### EXERCISE AIM:
Copy each line below that includes "шаги".

### Data excerpts:
═══
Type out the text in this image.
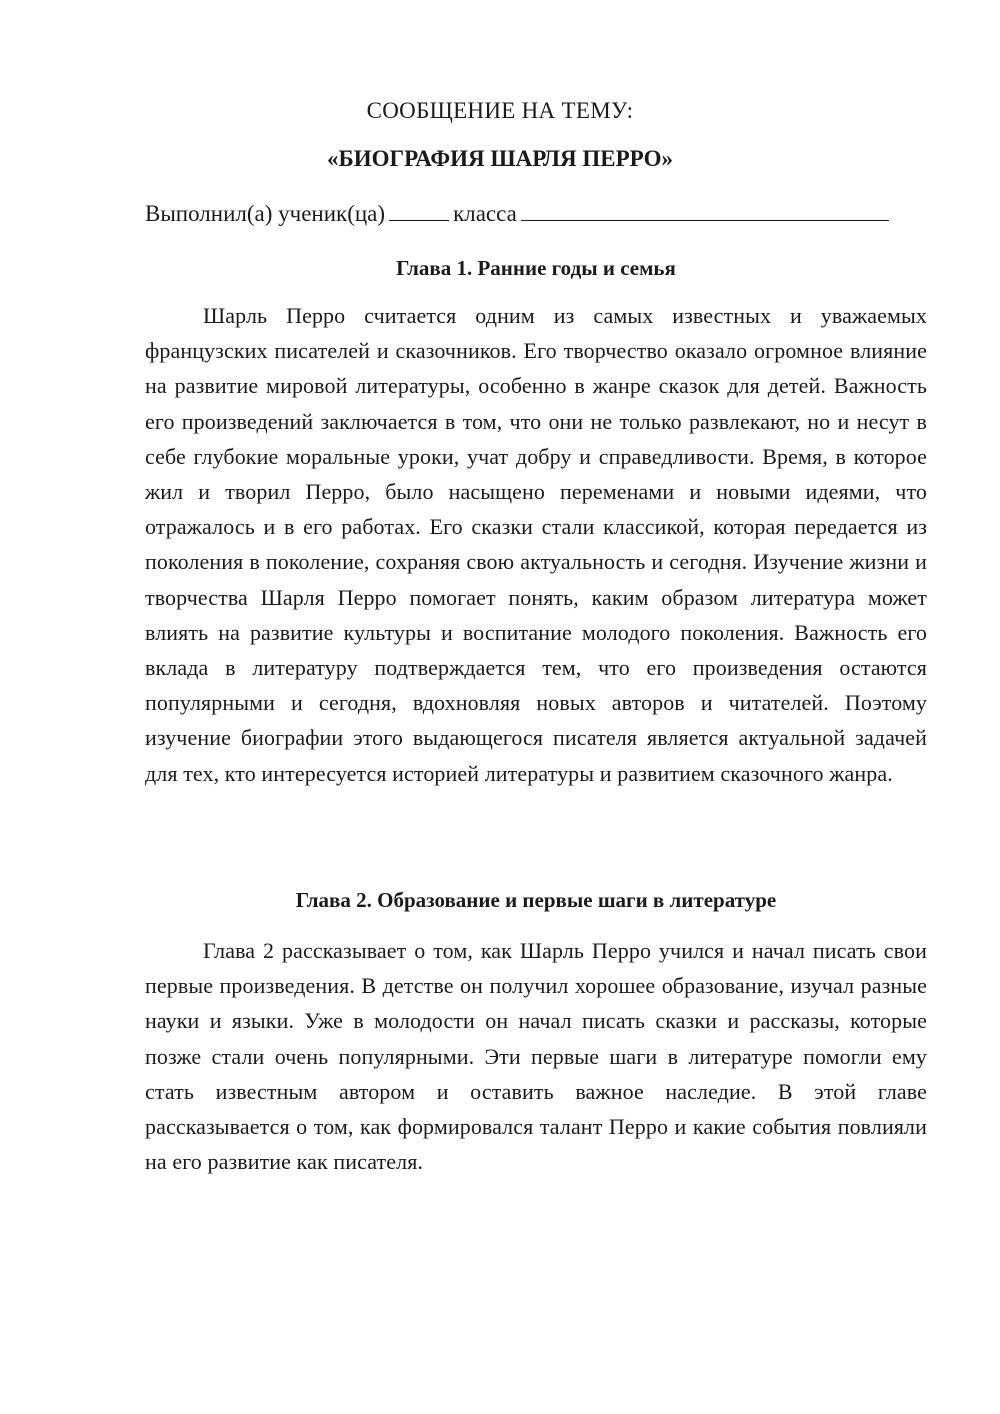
СООБЩЕНИЕ НА ТЕМУ:
«БИОГРАФИЯ ШАРЛЯ ПЕРРО»
Выполнил(а) ученик(ца)	класса
Глава 1. Ранние годы и семья

Шарль Перро считается одним из самых известных и уважаемых французских писателей и сказочников. Его творчество оказало огромное влияние на развитие мировой литературы, особенно в жанре сказок для детей. Важность его произведений заключается в том, что они не только развлекают, но и несут в себе глубокие моральные уроки, учат добру и справедливости. Время, в которое жил и творил Перро, было насыщено переменами и новыми идеями, что отражалось и в его работах. Его сказки стали классикой, которая передается из поколения в поколение, сохраняя свою актуальность и сегодня. Изучение жизни и творчества Шарля Перро помогает понять, каким образом литература может влиять на развитие культуры и воспитание молодого поколения. Важность его вклада в литературу подтверждается тем, что его произведения остаются популярными и сегодня, вдохновляя новых авторов и читателей. Поэтому изучение биографии этого выдающегося писателя является актуальной задачей для тех, кто интересуется историей литературы и развитием сказочного жанра.

Глава 2. Образование и первые шаги в литературе

Глава 2 рассказывает о том, как Шарль Перро учился и начал писать свои первые произведения. В детстве он получил хорошее образование, изучал разные науки и языки. Уже в молодости он начал писать сказки и рассказы, которые позже стали очень популярными. Эти первые шаги в литературе помогли ему стать известным автором и оставить важное наследие. В этой главе рассказывается о том, как формировался талант Перро и какие события повлияли на его развитие как писателя.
═══
### REPLY TO THE EXERCISE:
Глава 2. Образование и первые шаги в литературе
Глава 2 рассказывает о том, как Шарль Перро учился и начал писать свои первые произведения. В детстве он получил хорошее образование, изучал разные науки и языки. Уже в молодости он начал писать сказки и рассказы, которые позже стали очень популярными. Эти первые шаги в литературе помогли ему стать известным автором и оставить важное наследие. В этой главе рассказывается о том, как формировался талант Перро и какие события повлияли на его развитие как писателя.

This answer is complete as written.